§ **TASK TO COMPLETE**: What is the number of lines in the data holding the word "image"? Give that number by itself.

>> Begin DATA EXTRACT

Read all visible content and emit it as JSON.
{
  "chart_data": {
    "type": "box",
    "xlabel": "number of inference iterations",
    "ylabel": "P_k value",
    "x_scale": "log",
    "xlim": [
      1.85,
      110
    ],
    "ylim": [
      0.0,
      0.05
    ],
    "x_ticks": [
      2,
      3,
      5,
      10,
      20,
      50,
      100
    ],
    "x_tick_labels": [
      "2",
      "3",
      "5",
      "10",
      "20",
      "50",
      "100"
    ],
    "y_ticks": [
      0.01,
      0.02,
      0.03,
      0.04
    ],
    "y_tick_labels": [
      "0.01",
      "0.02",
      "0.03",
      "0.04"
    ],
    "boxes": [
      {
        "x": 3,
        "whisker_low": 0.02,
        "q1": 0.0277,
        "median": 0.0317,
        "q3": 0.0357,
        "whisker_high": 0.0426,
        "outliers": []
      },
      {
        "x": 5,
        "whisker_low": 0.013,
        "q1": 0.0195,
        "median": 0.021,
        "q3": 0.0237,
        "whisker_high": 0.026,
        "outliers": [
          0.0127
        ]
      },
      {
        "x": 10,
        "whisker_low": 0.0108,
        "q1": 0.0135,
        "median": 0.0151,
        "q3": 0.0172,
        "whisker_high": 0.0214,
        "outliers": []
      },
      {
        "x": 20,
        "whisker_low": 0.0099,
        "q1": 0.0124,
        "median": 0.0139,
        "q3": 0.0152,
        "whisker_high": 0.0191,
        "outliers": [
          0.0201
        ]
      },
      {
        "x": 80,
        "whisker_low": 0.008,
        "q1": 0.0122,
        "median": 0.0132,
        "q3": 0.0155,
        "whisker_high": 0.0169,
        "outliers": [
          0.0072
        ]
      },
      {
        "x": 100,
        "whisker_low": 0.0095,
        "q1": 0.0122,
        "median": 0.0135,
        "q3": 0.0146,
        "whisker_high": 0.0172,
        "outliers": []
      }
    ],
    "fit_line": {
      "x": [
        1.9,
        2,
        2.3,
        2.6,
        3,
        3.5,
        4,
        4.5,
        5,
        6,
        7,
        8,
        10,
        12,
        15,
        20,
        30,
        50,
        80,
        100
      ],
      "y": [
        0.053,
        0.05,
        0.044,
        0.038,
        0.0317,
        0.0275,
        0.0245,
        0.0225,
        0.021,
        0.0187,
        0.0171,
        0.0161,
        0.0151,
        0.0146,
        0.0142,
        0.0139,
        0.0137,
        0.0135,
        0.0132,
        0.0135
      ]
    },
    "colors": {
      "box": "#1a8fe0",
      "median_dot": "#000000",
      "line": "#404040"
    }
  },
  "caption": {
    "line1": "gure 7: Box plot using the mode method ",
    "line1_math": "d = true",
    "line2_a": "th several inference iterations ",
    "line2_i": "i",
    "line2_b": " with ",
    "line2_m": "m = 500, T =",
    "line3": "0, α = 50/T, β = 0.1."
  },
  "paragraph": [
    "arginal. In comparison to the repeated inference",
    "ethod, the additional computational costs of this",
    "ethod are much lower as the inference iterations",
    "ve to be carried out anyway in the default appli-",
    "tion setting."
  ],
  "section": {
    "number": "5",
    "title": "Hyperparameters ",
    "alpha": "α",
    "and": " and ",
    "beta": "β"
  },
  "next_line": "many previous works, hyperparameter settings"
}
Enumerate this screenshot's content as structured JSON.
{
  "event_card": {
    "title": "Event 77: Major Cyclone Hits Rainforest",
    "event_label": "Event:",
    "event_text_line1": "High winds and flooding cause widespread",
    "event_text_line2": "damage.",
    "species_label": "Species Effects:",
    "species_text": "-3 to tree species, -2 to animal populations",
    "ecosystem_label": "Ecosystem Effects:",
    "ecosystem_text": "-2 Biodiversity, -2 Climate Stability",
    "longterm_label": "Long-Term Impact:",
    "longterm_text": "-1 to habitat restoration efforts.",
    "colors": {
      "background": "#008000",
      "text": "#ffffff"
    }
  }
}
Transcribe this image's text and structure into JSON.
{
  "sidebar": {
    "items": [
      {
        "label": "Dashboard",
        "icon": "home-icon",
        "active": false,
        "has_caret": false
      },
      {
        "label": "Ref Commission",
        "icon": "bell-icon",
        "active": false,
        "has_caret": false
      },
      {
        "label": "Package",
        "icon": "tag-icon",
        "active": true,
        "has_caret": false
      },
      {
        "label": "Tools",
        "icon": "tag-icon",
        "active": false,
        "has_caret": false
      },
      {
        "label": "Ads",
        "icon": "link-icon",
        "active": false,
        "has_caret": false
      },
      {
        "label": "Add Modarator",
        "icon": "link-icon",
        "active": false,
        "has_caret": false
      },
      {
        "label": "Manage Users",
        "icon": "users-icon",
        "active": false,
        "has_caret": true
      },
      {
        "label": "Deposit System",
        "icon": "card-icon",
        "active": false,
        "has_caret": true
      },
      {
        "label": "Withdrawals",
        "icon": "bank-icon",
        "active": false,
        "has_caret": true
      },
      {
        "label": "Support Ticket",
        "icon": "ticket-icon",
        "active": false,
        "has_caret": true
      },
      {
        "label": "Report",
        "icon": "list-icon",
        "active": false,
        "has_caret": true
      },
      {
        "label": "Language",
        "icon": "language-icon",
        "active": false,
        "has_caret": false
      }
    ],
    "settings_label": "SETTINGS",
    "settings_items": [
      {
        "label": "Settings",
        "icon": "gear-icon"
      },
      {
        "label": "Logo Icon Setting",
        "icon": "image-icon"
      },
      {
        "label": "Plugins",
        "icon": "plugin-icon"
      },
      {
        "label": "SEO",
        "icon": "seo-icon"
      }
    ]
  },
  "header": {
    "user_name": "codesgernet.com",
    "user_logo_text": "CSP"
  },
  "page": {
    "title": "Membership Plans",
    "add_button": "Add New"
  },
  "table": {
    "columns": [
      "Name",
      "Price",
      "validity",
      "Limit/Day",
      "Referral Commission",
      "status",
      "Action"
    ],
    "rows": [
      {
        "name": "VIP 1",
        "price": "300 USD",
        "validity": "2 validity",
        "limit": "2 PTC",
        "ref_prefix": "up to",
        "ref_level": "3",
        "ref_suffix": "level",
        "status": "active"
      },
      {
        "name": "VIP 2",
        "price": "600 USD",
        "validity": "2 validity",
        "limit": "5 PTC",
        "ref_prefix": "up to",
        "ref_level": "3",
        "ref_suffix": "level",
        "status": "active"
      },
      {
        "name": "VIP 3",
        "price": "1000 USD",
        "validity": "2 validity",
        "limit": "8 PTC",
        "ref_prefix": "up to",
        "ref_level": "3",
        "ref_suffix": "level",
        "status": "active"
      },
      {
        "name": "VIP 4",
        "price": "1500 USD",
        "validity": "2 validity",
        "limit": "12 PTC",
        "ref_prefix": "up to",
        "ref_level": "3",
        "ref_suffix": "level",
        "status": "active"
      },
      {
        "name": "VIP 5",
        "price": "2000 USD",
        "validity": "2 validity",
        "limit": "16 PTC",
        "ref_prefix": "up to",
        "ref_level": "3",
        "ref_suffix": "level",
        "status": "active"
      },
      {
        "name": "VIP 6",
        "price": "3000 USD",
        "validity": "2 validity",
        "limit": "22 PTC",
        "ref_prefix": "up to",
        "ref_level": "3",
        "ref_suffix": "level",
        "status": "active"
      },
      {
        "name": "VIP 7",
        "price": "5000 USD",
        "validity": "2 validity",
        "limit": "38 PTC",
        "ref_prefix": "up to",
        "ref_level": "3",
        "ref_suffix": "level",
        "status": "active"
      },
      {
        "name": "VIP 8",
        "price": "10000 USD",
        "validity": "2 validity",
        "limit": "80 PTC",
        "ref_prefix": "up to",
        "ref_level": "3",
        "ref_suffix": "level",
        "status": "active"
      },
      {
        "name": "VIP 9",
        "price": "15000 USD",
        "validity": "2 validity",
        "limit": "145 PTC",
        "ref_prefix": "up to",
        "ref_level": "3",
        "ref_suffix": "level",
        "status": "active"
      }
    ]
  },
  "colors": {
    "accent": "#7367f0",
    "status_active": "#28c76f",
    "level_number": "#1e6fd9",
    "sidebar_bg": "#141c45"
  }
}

>> End DATA EXTRACT

§ **TASK ANSWER**: 2